— begin —

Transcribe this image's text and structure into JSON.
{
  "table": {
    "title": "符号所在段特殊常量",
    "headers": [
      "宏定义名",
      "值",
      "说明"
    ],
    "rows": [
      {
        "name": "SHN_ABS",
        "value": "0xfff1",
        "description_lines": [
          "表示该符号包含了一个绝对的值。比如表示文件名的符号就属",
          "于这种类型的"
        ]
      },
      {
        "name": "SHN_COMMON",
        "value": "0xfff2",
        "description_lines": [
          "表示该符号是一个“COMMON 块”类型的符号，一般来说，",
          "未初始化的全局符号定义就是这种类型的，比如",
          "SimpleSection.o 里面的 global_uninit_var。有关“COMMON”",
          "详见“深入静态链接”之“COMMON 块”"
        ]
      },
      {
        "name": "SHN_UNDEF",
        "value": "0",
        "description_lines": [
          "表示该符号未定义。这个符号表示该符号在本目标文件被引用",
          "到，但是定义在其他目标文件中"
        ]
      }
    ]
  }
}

— end —

DIRECTION: Quote each line of the data above exactly as written.

RESPONSE TO THE TASK:
Transcribe this image's text and structure into JSON.
{
  "table": {
    "title": "符号所在段特殊常量",
    "headers": [
      "宏定义名",
      "值",
      "说明"
    ],
    "rows": [
      {
        "name": "SHN_ABS",
        "value": "0xfff1",
        "description_lines": [
          "表示该符号包含了一个绝对的值。比如表示文件名的符号就属",
          "于这种类型的"
        ]
      },
      {
        "name": "SHN_COMMON",
        "value": "0xfff2",
        "description_lines": [
          "表示该符号是一个“COMMON 块”类型的符号，一般来说，",
          "未初始化的全局符号定义就是这种类型的，比如",
          "SimpleSection.o 里面的 global_uninit_var。有关“COMMON”",
          "详见“深入静态链接”之“COMMON 块”"
        ]
      },
      {
        "name": "SHN_UNDEF",
        "value": "0",
        "description_lines": [
          "表示该符号未定义。这个符号表示该符号在本目标文件被引用",
          "到，但是定义在其他目标文件中"
        ]
      }
    ]
  }
}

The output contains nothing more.